[begin Data in this exercise]

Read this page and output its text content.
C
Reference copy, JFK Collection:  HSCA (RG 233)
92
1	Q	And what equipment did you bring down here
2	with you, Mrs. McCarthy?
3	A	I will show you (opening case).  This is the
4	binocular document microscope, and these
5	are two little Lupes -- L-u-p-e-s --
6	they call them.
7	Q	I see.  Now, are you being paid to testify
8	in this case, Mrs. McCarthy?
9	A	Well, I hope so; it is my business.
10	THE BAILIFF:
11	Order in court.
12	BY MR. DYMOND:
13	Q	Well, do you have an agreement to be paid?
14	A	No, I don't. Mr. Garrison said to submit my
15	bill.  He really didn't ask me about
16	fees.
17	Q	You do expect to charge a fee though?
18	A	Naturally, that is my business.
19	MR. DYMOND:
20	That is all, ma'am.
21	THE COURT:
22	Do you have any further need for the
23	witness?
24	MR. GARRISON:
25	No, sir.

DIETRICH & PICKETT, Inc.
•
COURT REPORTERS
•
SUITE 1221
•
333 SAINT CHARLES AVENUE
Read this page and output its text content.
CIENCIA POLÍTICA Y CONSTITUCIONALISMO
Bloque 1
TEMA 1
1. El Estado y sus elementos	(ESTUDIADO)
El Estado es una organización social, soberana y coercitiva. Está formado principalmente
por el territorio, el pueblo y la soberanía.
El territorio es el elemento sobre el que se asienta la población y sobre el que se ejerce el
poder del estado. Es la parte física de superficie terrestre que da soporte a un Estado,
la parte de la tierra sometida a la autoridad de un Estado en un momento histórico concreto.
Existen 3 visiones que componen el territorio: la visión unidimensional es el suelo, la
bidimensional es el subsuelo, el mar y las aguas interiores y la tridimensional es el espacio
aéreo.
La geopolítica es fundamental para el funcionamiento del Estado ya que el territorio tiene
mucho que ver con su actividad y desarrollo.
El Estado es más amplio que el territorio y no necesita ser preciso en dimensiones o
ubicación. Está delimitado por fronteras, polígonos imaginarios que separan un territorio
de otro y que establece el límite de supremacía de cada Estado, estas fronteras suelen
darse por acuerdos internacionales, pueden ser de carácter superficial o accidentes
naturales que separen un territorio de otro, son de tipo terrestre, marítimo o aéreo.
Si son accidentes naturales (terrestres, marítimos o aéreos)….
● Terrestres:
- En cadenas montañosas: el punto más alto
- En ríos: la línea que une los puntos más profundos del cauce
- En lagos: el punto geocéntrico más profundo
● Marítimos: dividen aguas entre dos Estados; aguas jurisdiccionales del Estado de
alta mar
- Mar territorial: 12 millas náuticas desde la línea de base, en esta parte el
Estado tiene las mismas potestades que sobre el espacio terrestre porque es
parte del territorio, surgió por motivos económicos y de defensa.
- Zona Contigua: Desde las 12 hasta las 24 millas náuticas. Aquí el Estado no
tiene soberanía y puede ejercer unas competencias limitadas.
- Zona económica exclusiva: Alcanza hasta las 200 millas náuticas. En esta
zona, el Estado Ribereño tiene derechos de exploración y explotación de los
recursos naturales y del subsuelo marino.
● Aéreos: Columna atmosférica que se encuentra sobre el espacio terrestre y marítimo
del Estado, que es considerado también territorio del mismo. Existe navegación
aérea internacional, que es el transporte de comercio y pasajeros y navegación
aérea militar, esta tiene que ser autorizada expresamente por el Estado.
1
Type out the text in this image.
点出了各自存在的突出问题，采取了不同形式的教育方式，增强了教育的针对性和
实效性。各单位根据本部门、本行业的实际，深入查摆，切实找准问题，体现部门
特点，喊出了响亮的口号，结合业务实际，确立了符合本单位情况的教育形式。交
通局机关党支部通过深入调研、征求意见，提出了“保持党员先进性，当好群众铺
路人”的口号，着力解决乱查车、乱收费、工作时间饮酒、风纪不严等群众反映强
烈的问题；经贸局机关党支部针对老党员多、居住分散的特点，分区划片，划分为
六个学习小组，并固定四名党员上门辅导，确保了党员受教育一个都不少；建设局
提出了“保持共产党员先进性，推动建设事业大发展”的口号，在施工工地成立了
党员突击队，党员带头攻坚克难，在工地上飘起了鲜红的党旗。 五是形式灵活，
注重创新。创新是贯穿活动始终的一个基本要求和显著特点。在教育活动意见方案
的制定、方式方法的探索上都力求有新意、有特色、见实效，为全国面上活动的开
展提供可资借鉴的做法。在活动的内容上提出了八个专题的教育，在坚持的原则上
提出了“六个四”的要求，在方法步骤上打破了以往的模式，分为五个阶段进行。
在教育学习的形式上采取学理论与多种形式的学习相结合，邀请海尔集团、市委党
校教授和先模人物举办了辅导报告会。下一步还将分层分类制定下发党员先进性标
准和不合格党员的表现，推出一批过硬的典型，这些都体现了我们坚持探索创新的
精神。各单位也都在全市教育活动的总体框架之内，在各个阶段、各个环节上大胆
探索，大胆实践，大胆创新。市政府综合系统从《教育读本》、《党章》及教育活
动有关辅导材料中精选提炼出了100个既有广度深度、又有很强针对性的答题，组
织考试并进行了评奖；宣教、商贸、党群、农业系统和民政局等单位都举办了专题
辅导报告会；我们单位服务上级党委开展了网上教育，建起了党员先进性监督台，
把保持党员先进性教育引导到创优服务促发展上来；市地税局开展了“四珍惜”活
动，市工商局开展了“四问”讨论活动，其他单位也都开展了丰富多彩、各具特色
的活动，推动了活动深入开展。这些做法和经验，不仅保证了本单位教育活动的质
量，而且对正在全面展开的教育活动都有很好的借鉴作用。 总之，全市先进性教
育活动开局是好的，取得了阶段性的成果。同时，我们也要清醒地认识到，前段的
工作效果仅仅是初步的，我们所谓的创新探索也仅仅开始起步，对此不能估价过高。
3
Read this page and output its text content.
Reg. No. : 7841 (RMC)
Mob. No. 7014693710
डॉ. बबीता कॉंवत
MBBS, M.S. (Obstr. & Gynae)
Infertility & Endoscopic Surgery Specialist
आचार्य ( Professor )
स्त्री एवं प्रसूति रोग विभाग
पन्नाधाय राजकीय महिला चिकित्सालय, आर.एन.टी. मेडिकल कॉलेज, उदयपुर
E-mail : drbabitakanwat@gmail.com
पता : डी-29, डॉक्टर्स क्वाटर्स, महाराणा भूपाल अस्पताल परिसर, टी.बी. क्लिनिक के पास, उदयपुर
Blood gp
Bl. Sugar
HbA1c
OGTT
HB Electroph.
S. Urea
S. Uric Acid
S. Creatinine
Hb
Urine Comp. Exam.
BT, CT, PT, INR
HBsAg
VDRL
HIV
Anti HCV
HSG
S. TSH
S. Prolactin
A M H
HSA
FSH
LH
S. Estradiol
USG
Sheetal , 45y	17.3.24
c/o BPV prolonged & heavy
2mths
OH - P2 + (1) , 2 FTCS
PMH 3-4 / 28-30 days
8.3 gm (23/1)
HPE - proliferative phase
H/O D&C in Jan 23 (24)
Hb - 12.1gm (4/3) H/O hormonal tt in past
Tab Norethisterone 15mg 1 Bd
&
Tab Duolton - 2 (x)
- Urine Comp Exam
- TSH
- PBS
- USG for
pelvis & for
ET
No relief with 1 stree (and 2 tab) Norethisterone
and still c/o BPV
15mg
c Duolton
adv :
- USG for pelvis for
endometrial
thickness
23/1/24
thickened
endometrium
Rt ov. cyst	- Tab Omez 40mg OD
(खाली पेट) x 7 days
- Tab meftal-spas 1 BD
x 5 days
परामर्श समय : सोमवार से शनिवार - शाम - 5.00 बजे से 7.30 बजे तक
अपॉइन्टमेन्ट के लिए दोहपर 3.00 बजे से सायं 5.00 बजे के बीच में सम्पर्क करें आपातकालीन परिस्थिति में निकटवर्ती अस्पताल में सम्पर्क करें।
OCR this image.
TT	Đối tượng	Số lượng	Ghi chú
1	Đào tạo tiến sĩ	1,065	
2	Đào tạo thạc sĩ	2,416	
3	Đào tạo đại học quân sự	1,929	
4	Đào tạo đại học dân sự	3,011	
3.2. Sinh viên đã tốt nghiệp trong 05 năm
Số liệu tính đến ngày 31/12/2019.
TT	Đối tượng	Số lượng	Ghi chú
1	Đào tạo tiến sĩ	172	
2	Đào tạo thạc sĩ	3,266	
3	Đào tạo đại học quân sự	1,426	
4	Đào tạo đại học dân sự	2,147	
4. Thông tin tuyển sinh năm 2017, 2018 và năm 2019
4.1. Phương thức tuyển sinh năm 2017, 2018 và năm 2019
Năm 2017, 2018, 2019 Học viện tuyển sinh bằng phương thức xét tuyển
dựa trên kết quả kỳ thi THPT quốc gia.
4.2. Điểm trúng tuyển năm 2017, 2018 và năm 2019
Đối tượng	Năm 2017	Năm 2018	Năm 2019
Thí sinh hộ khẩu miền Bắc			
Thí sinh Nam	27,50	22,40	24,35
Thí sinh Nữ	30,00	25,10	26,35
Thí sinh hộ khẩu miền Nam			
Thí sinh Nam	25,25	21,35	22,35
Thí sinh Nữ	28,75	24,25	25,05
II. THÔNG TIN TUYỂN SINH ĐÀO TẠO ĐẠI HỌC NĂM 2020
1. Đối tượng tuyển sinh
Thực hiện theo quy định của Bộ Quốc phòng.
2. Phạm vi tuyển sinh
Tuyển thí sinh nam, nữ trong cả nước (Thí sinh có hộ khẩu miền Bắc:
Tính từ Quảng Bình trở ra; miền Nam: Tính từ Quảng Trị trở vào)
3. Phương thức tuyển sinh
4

[end Data in this exercise]

Show every line in the entries where the string "sobre" occurs.

El territorio es el elemento sobre el que se asienta la población y sobre el que se ejerce el
Estado tiene las mismas potestades que sobre el espacio terrestre porque es
● Aéreos: Columna atmosférica que se encuentra sobre el espacio terrestre y marítimo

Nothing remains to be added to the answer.